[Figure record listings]
-*-
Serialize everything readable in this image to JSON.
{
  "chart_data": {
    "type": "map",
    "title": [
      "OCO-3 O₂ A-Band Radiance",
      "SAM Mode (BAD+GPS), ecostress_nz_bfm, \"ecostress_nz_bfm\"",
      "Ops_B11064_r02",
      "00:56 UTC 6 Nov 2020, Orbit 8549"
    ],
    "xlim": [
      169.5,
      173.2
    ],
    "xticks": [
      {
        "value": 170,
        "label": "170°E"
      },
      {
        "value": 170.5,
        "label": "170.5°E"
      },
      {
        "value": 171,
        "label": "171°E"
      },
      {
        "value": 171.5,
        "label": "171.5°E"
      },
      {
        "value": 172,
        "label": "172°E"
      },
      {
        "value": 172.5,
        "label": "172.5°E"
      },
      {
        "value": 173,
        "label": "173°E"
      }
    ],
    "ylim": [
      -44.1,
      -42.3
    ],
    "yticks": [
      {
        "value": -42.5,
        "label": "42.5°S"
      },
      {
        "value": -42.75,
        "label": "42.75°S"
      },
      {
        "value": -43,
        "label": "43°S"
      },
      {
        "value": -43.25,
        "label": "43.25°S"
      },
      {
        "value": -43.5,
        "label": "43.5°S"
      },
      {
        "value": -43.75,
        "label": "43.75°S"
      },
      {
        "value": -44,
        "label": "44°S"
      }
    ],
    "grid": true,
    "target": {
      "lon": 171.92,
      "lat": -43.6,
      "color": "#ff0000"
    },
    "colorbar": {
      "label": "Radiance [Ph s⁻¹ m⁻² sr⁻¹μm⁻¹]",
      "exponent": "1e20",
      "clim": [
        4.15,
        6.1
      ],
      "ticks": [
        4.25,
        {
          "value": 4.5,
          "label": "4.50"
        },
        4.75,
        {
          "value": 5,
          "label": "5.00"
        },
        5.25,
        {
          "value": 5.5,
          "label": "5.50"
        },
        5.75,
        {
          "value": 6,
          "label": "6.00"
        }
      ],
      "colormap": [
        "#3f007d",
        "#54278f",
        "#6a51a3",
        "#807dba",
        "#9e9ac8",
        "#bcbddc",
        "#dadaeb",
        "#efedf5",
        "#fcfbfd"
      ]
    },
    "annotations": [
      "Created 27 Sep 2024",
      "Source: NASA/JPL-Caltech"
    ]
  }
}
-*-
| Aim of the task |
Write out the records above again, keeping each one identical to the original.

| Answer for this exercise |
Serialize everything readable in this image to JSON.
{
  "chart_data": {
    "type": "map",
    "title": [
      "OCO-3 O₂ A-Band Radiance",
      "SAM Mode (BAD+GPS), ecostress_nz_bfm, \"ecostress_nz_bfm\"",
      "Ops_B11064_r02",
      "00:56 UTC 6 Nov 2020, Orbit 8549"
    ],
    "xlim": [
      169.5,
      173.2
    ],
    "xticks": [
      {
        "value": 170,
        "label": "170°E"
      },
      {
        "value": 170.5,
        "label": "170.5°E"
      },
      {
        "value": 171,
        "label": "171°E"
      },
      {
        "value": 171.5,
        "label": "171.5°E"
      },
      {
        "value": 172,
        "label": "172°E"
      },
      {
        "value": 172.5,
        "label": "172.5°E"
      },
      {
        "value": 173,
        "label": "173°E"
      }
    ],
    "ylim": [
      -44.1,
      -42.3
    ],
    "yticks": [
      {
        "value": -42.5,
        "label": "42.5°S"
      },
      {
        "value": -42.75,
        "label": "42.75°S"
      },
      {
        "value": -43,
        "label": "43°S"
      },
      {
        "value": -43.25,
        "label": "43.25°S"
      },
      {
        "value": -43.5,
        "label": "43.5°S"
      },
      {
        "value": -43.75,
        "label": "43.75°S"
      },
      {
        "value": -44,
        "label": "44°S"
      }
    ],
    "grid": true,
    "target": {
      "lon": 171.92,
      "lat": -43.6,
      "color": "#ff0000"
    },
    "colorbar": {
      "label": "Radiance [Ph s⁻¹ m⁻² sr⁻¹μm⁻¹]",
      "exponent": "1e20",
      "clim": [
        4.15,
        6.1
      ],
      "ticks": [
        4.25,
        {
          "value": 4.5,
          "label": "4.50"
        },
        4.75,
        {
          "value": 5,
          "label": "5.00"
        },
        5.25,
        {
          "value": 5.5,
          "label": "5.50"
        },
        5.75,
        {
          "value": 6,
          "label": "6.00"
        }
      ],
      "colormap": [
        "#3f007d",
        "#54278f",
        "#6a51a3",
        "#807dba",
        "#9e9ac8",
        "#bcbddc",
        "#dadaeb",
        "#efedf5",
        "#fcfbfd"
      ]
    },
    "annotations": [
      "Created 27 Sep 2024",
      "Source: NASA/JPL-Caltech"
    ]
  }
}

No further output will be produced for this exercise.